[START OF RECORD EXCERPTS]
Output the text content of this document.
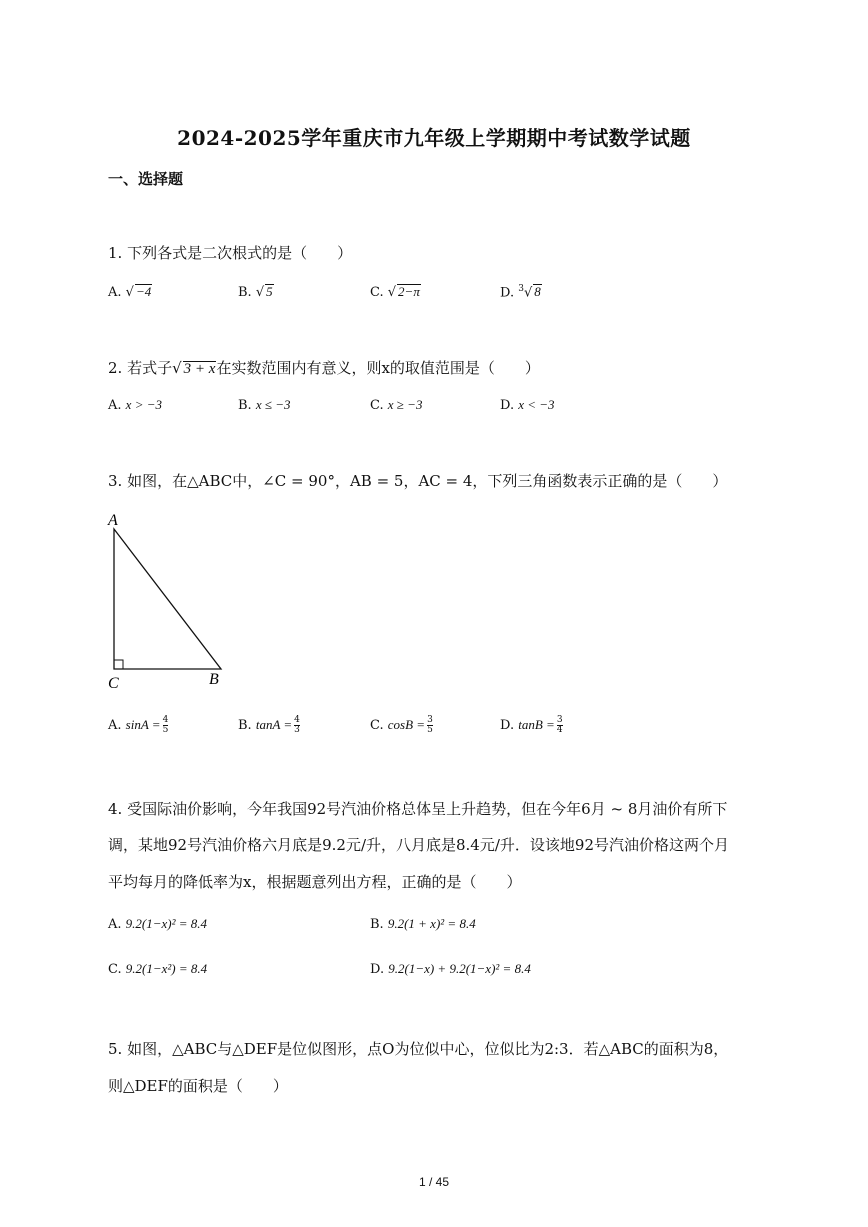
2024-2025学年重庆市九年级上学期期中考试数学试题
一、选择题
1. 下列各式是二次根式的是（　　）
A. √ −4	B. √ 5	C. √ 2−π	D. $^3$√ 8
2. 若式子√ 3 + x在实数范围内有意义，则x的取值范围是（　　）
A. x > −3	B. x ≤ −3	C. x ≥ −3	D. x < −3
3. 如图，在△ABC中，∠C = 90°，AB = 5，AC = 4，下列三角函数表示正确的是（　　）
A
C	B
A. $\sin A = \frac{4}{5}$	B. $\tan A = \frac{4}{3}$	C. $\cos B = \frac{3}{5}$	D. $\tan B = \frac{3}{4}$
4. 受国际油价影响，今年我国92号汽油价格总体呈上升趋势，但在今年6月 ~ 8月油价有所下
调，某地92号汽油价格六月底是9.2元/升，八月底是8.4元/升．设该地92号汽油价格这两个月
平均每月的降低率为x，根据题意列出方程，正确的是（　　）
A. 9.2(1−x)² = 8.4	B. 9.2(1 + x)² = 8.4
C. 9.2(1−x²) = 8.4	D. 9.2(1−x) + 9.2(1−x)² = 8.4
5. 如图，△ABC与△DEF是位似图形，点O为位似中心，位似比为2:3．若△ABC的面积为8，
则△DEF的面积是（　　）
1 / 45
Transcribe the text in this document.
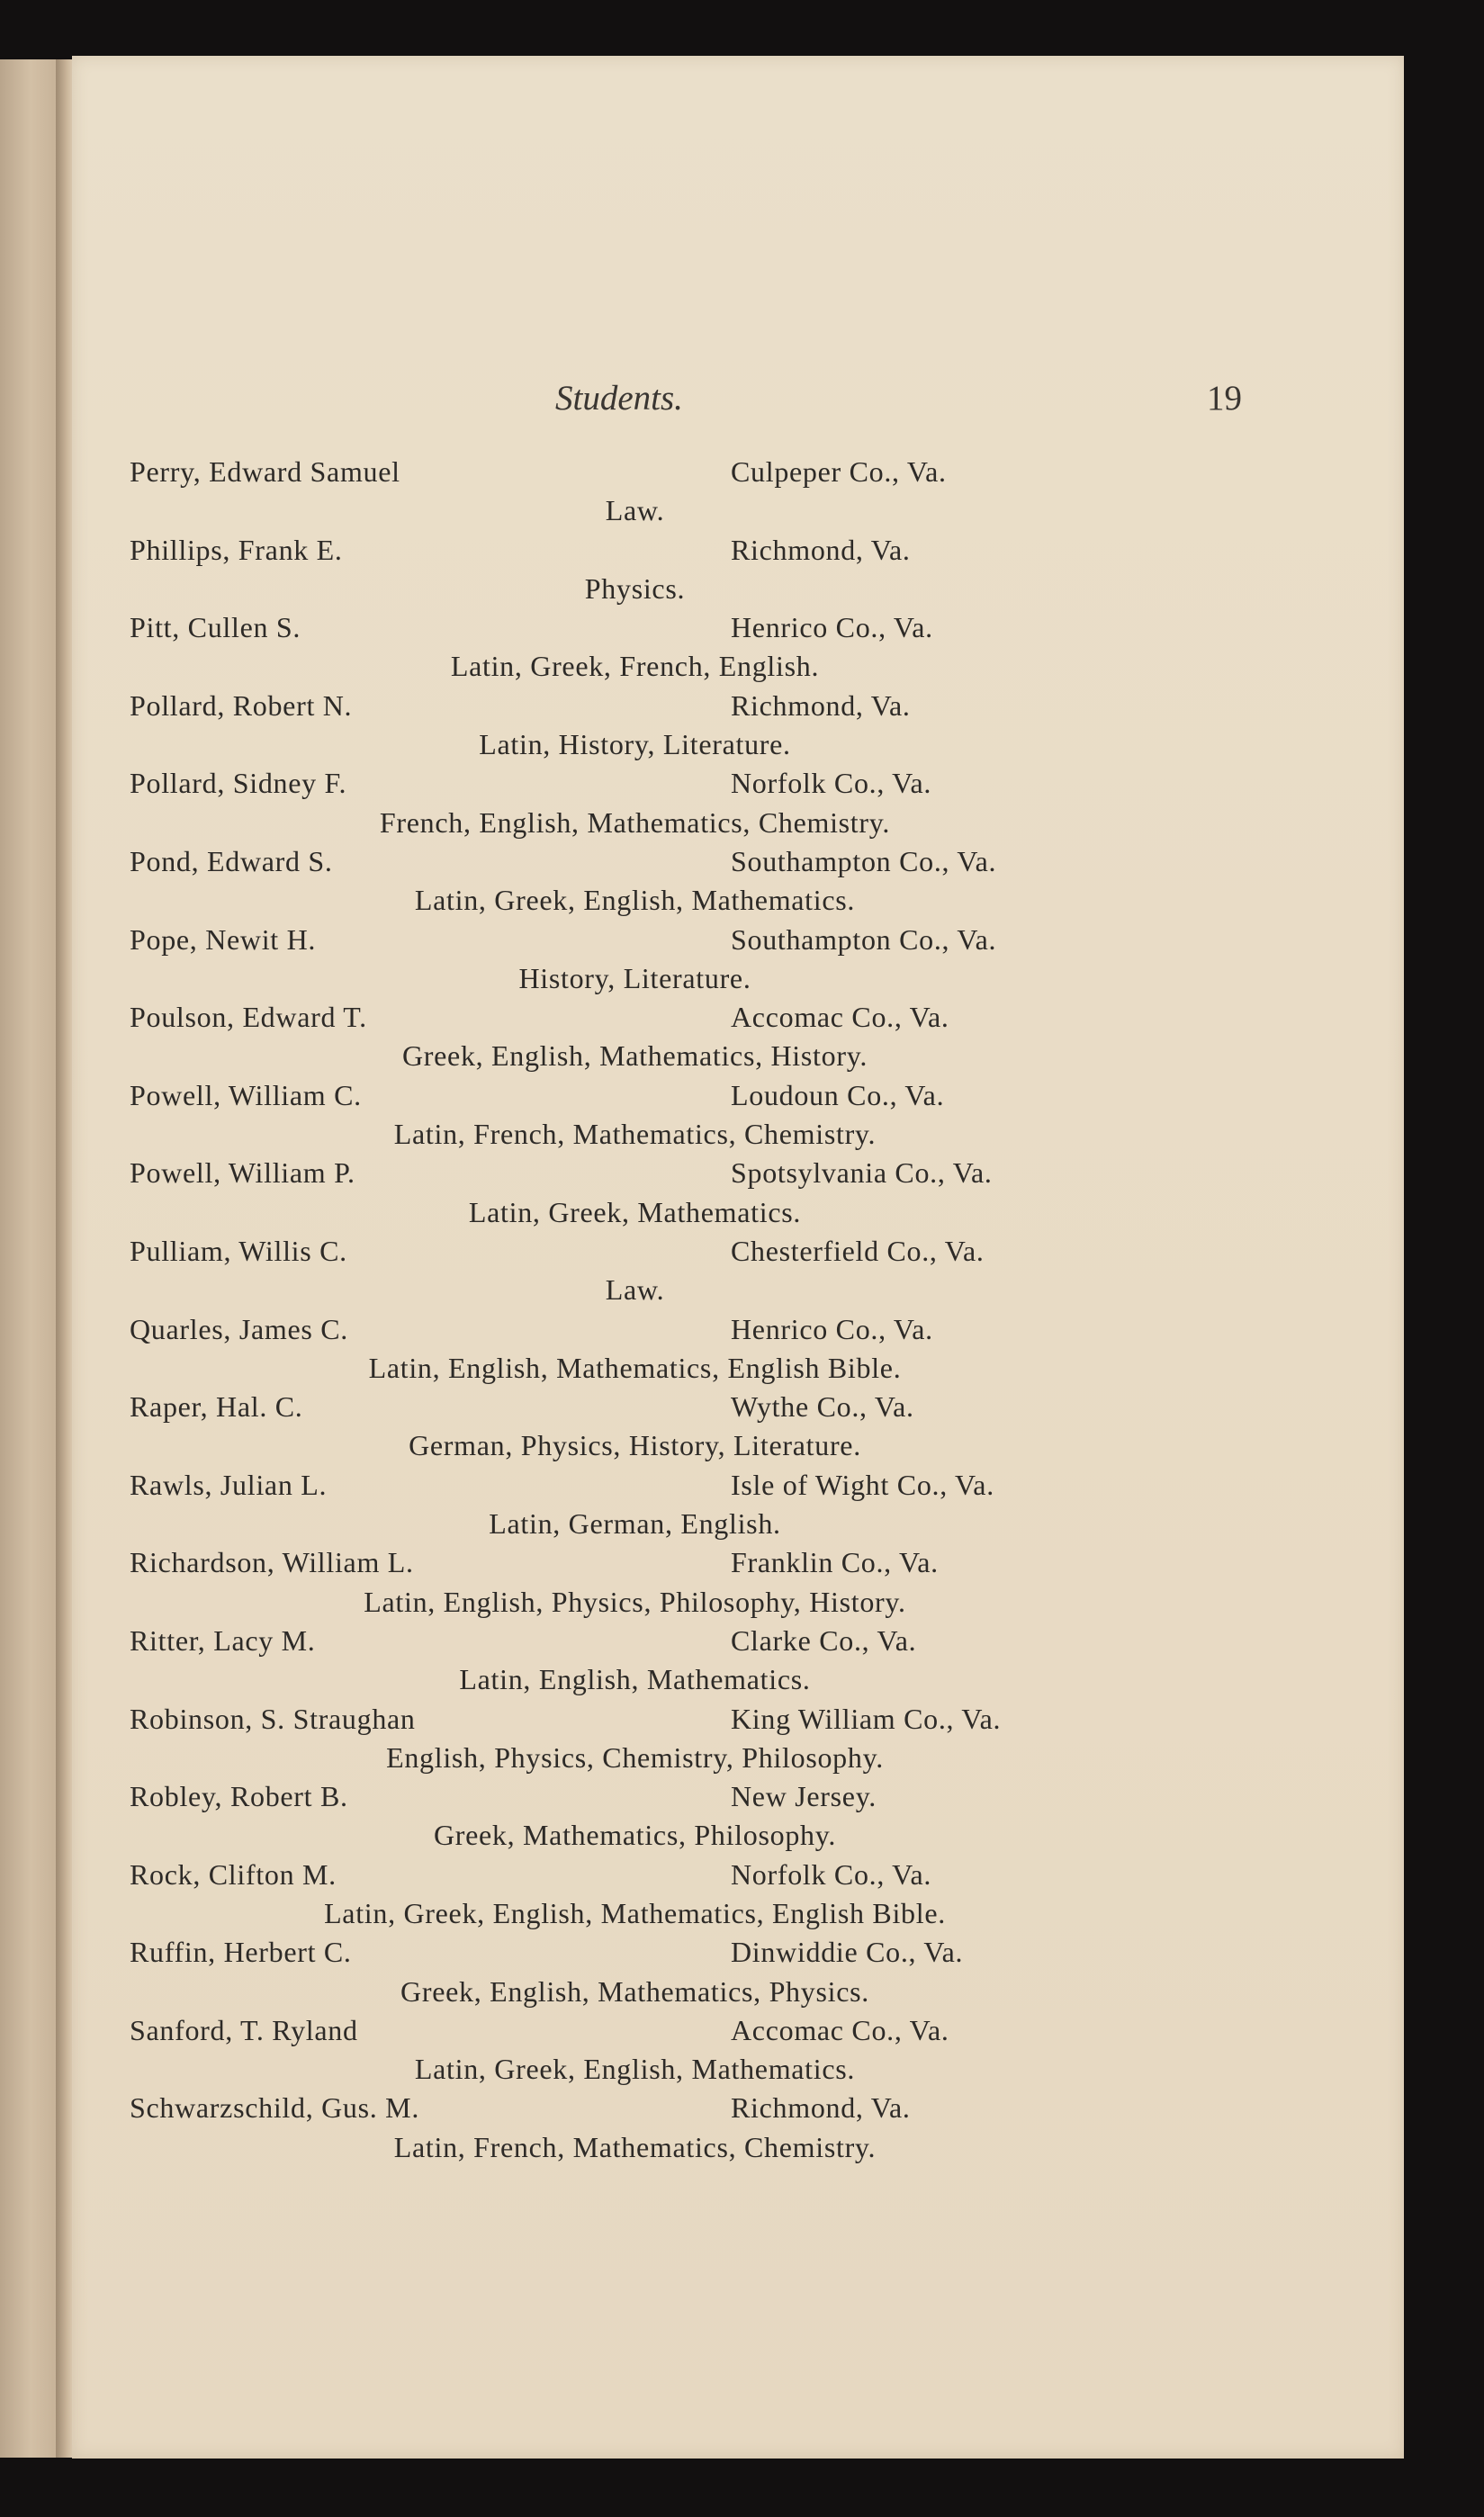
Students.	19
Perry, Edward Samuel	Culpeper Co., Va.
Law.
Phillips, Frank E.	Richmond, Va.
Physics.
Pitt, Cullen S.	Henrico Co., Va.
Latin, Greek, French, English.
Pollard, Robert N.	Richmond, Va.
Latin, History, Literature.
Pollard, Sidney F.	Norfolk Co., Va.
French, English, Mathematics, Chemistry.
Pond, Edward S.	Southampton Co., Va.
Latin, Greek, English, Mathematics.
Pope, Newit H.	Southampton Co., Va.
History, Literature.
Poulson, Edward T.	Accomac Co., Va.
Greek, English, Mathematics, History.
Powell, William C.	Loudoun Co., Va.
Latin, French, Mathematics, Chemistry.
Powell, William P.	Spotsylvania Co., Va.
Latin, Greek, Mathematics.
Pulliam, Willis C.	Chesterfield Co., Va.
Law.
Quarles, James C.	Henrico Co., Va.
Latin, English, Mathematics, English Bible.
Raper, Hal. C.	Wythe Co., Va.
German, Physics, History, Literature.
Rawls, Julian L.	Isle of Wight Co., Va.
Latin, German, English.
Richardson, William L.	Franklin Co., Va.
Latin, English, Physics, Philosophy, History.
Ritter, Lacy M.	Clarke Co., Va.
Latin, English, Mathematics.
Robinson, S. Straughan	King William Co., Va.
English, Physics, Chemistry, Philosophy.
Robley, Robert B.	New Jersey.
Greek, Mathematics, Philosophy.
Rock, Clifton M.	Norfolk Co., Va.
Latin, Greek, English, Mathematics, English Bible.
Ruffin, Herbert C.	Dinwiddie Co., Va.
Greek, English, Mathematics, Physics.
Sanford, T. Ryland	Accomac Co., Va.
Latin, Greek, English, Mathematics.
Schwarzschild, Gus. M.	Richmond, Va.
Latin, French, Mathematics, Chemistry.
[END OF RECORD EXCERPTS]
_OBJECTIVE_
Find and copy every line in the entries above where the string "Norfolk" occurs.

_SOLUTION BELOW_
Pollard, Sidney F.	Norfolk Co., Va.
Rock, Clifton M.	Norfolk Co., Va.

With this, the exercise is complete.